*Exercise inputs*:
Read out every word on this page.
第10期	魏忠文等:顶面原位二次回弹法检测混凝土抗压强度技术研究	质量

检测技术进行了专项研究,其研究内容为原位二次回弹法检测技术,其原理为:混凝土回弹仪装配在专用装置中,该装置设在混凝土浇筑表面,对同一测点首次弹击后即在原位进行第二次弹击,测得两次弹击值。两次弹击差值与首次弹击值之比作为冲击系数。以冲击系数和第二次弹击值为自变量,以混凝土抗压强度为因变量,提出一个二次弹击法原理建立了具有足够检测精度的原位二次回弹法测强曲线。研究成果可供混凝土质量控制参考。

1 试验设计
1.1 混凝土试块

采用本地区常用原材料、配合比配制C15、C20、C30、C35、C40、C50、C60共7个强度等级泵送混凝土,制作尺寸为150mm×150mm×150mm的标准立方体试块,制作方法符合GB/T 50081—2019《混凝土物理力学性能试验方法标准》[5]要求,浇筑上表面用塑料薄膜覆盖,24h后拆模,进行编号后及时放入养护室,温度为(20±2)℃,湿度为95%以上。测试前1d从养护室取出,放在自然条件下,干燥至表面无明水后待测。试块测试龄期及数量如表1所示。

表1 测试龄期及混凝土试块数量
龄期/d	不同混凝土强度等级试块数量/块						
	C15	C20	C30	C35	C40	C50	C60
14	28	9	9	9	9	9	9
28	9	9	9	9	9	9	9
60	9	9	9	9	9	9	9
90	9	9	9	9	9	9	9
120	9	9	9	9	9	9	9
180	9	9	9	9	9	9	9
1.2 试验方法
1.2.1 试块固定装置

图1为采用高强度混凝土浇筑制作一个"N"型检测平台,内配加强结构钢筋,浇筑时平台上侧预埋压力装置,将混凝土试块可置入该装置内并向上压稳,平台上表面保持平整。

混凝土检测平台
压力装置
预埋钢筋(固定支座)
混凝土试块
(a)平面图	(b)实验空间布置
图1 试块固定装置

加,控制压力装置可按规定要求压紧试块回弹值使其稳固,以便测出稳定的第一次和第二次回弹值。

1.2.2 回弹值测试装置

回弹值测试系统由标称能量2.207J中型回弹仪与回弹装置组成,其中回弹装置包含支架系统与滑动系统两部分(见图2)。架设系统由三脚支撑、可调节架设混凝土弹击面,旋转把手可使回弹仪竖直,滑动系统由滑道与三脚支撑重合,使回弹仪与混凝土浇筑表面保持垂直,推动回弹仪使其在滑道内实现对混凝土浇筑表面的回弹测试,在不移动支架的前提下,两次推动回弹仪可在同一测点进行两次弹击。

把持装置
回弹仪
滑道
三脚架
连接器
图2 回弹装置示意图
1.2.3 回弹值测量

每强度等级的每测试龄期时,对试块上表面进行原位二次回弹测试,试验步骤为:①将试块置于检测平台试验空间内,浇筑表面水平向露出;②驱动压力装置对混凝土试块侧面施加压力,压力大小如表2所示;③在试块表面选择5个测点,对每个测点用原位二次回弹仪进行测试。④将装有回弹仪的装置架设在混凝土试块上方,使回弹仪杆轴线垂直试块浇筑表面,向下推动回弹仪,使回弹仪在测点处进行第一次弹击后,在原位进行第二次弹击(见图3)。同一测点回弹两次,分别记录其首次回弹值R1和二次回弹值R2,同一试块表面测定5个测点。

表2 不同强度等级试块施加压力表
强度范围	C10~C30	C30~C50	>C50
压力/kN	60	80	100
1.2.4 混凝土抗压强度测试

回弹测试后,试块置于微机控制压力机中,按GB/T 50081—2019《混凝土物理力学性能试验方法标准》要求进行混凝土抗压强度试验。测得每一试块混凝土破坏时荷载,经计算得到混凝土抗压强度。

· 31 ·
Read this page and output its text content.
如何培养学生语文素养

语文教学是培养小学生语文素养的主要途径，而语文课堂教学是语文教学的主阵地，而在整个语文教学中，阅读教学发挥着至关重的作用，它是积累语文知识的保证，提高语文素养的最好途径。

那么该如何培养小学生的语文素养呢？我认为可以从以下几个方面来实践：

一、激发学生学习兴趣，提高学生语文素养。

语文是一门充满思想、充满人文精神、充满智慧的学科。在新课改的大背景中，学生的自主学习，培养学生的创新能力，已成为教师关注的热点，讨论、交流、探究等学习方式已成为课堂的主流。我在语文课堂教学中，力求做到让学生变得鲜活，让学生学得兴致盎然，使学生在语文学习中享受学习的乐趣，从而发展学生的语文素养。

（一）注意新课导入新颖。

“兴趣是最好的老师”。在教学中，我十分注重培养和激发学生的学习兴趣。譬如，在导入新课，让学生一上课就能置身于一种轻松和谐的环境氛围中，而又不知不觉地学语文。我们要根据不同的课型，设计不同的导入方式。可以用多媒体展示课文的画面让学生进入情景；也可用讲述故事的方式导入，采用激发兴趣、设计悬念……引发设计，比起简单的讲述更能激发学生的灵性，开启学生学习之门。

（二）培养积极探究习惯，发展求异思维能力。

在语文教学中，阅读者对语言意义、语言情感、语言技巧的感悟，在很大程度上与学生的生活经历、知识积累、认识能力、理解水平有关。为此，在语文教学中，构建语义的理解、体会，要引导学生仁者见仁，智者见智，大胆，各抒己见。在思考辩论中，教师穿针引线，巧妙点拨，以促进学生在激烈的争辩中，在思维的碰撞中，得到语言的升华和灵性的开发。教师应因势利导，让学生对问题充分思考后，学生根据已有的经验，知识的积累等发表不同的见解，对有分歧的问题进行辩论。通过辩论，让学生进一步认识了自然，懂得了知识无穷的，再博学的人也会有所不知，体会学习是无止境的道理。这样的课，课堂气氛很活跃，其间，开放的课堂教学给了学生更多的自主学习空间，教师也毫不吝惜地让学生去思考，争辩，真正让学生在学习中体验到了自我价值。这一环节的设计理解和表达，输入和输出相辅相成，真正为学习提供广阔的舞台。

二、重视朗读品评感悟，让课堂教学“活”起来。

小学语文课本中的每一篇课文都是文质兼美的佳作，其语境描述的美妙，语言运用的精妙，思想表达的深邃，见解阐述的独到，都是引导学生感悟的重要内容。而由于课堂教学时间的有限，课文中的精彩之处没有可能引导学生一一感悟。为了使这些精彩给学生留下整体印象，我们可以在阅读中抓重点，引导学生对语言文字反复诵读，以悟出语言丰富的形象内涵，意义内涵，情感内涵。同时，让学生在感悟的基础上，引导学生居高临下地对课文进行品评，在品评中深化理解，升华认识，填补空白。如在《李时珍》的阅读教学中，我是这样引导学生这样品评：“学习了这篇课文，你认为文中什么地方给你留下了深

*Exercise details*: Go through the records above and retype each one exactly.

*Task result*:
Read out every word on this page.
第10期	魏忠文等:顶面原位二次回弹法检测混凝土抗压强度技术研究	质量

检测技术进行了专项研究,其研究内容为原位二次回弹法检测技术,其原理为:混凝土回弹仪装配在专用装置中,该装置设在混凝土浇筑表面,对同一测点首次弹击后即在原位进行第二次弹击,测得两次弹击值。两次弹击差值与首次弹击值之比作为冲击系数。以冲击系数和第二次弹击值为自变量,以混凝土抗压强度为因变量,提出一个二次弹击法原理建立了具有足够检测精度的原位二次回弹法测强曲线。研究成果可供混凝土质量控制参考。

1 试验设计
1.1 混凝土试块

采用本地区常用原材料、配合比配制C15、C20、C30、C35、C40、C50、C60共7个强度等级泵送混凝土,制作尺寸为150mm×150mm×150mm的标准立方体试块,制作方法符合GB/T 50081—2019《混凝土物理力学性能试验方法标准》[5]要求,浇筑上表面用塑料薄膜覆盖,24h后拆模,进行编号后及时放入养护室,温度为(20±2)℃,湿度为95%以上。测试前1d从养护室取出,放在自然条件下,干燥至表面无明水后待测。试块测试龄期及数量如表1所示。

表1 测试龄期及混凝土试块数量
龄期/d	不同混凝土强度等级试块数量/块						
	C15	C20	C30	C35	C40	C50	C60
14	28	9	9	9	9	9	9
28	9	9	9	9	9	9	9
60	9	9	9	9	9	9	9
90	9	9	9	9	9	9	9
120	9	9	9	9	9	9	9
180	9	9	9	9	9	9	9
1.2 试验方法
1.2.1 试块固定装置

图1为采用高强度混凝土浇筑制作一个"N"型检测平台,内配加强结构钢筋,浇筑时平台上侧预埋压力装置,将混凝土试块可置入该装置内并向上压稳,平台上表面保持平整。

混凝土检测平台
压力装置
预埋钢筋(固定支座)
混凝土试块
(a)平面图	(b)实验空间布置
图1 试块固定装置

加,控制压力装置可按规定要求压紧试块回弹值使其稳固,以便测出稳定的第一次和第二次回弹值。

1.2.2 回弹值测试装置

回弹值测试系统由标称能量2.207J中型回弹仪与回弹装置组成,其中回弹装置包含支架系统与滑动系统两部分(见图2)。架设系统由三脚支撑、可调节架设混凝土弹击面,旋转把手可使回弹仪竖直,滑动系统由滑道与三脚支撑重合,使回弹仪与混凝土浇筑表面保持垂直,推动回弹仪使其在滑道内实现对混凝土浇筑表面的回弹测试,在不移动支架的前提下,两次推动回弹仪可在同一测点进行两次弹击。

把持装置
回弹仪
滑道
三脚架
连接器
图2 回弹装置示意图
1.2.3 回弹值测量

每强度等级的每测试龄期时,对试块上表面进行原位二次回弹测试,试验步骤为:①将试块置于检测平台试验空间内,浇筑表面水平向露出;②驱动压力装置对混凝土试块侧面施加压力,压力大小如表2所示;③在试块表面选择5个测点,对每个测点用原位二次回弹仪进行测试。④将装有回弹仪的装置架设在混凝土试块上方,使回弹仪杆轴线垂直试块浇筑表面,向下推动回弹仪,使回弹仪在测点处进行第一次弹击后,在原位进行第二次弹击(见图3)。同一测点回弹两次,分别记录其首次回弹值R1和二次回弹值R2,同一试块表面测定5个测点。

表2 不同强度等级试块施加压力表
强度范围	C10~C30	C30~C50	>C50
压力/kN	60	80	100
1.2.4 混凝土抗压强度测试

回弹测试后,试块置于微机控制压力机中,按GB/T 50081—2019《混凝土物理力学性能试验方法标准》要求进行混凝土抗压强度试验。测得每一试块混凝土破坏时荷载,经计算得到混凝土抗压强度。

· 31 ·
Read this page and output its text content.
如何培养学生语文素养

语文教学是培养小学生语文素养的主要途径，而语文课堂教学是语文教学的主阵地，而在整个语文教学中，阅读教学发挥着至关重的作用，它是积累语文知识的保证，提高语文素养的最好途径。

那么该如何培养小学生的语文素养呢？我认为可以从以下几个方面来实践：

一、激发学生学习兴趣，提高学生语文素养。

语文是一门充满思想、充满人文精神、充满智慧的学科。在新课改的大背景中，学生的自主学习，培养学生的创新能力，已成为教师关注的热点，讨论、交流、探究等学习方式已成为课堂的主流。我在语文课堂教学中，力求做到让学生变得鲜活，让学生学得兴致盎然，使学生在语文学习中享受学习的乐趣，从而发展学生的语文素养。

（一）注意新课导入新颖。

“兴趣是最好的老师”。在教学中，我十分注重培养和激发学生的学习兴趣。譬如，在导入新课，让学生一上课就能置身于一种轻松和谐的环境氛围中，而又不知不觉地学语文。我们要根据不同的课型，设计不同的导入方式。可以用多媒体展示课文的画面让学生进入情景；也可用讲述故事的方式导入，采用激发兴趣、设计悬念……引发设计，比起简单的讲述更能激发学生的灵性，开启学生学习之门。

（二）培养积极探究习惯，发展求异思维能力。

在语文教学中，阅读者对语言意义、语言情感、语言技巧的感悟，在很大程度上与学生的生活经历、知识积累、认识能力、理解水平有关。为此，在语文教学中，构建语义的理解、体会，要引导学生仁者见仁，智者见智，大胆，各抒己见。在思考辩论中，教师穿针引线，巧妙点拨，以促进学生在激烈的争辩中，在思维的碰撞中，得到语言的升华和灵性的开发。教师应因势利导，让学生对问题充分思考后，学生根据已有的经验，知识的积累等发表不同的见解，对有分歧的问题进行辩论。通过辩论，让学生进一步认识了自然，懂得了知识无穷的，再博学的人也会有所不知，体会学习是无止境的道理。这样的课，课堂气氛很活跃，其间，开放的课堂教学给了学生更多的自主学习空间，教师也毫不吝惜地让学生去思考，争辩，真正让学生在学习中体验到了自我价值。这一环节的设计理解和表达，输入和输出相辅相成，真正为学习提供广阔的舞台。

二、重视朗读品评感悟，让课堂教学“活”起来。

小学语文课本中的每一篇课文都是文质兼美的佳作，其语境描述的美妙，语言运用的精妙，思想表达的深邃，见解阐述的独到，都是引导学生感悟的重要内容。而由于课堂教学时间的有限，课文中的精彩之处没有可能引导学生一一感悟。为了使这些精彩给学生留下整体印象，我们可以在阅读中抓重点，引导学生对语言文字反复诵读，以悟出语言丰富的形象内涵，意义内涵，情感内涵。同时，让学生在感悟的基础上，引导学生居高临下地对课文进行品评，在品评中深化理解，升华认识，填补空白。如在《李时珍》的阅读教学中，我是这样引导学生这样品评：“学习了这篇课文，你认为文中什么地方给你留下了深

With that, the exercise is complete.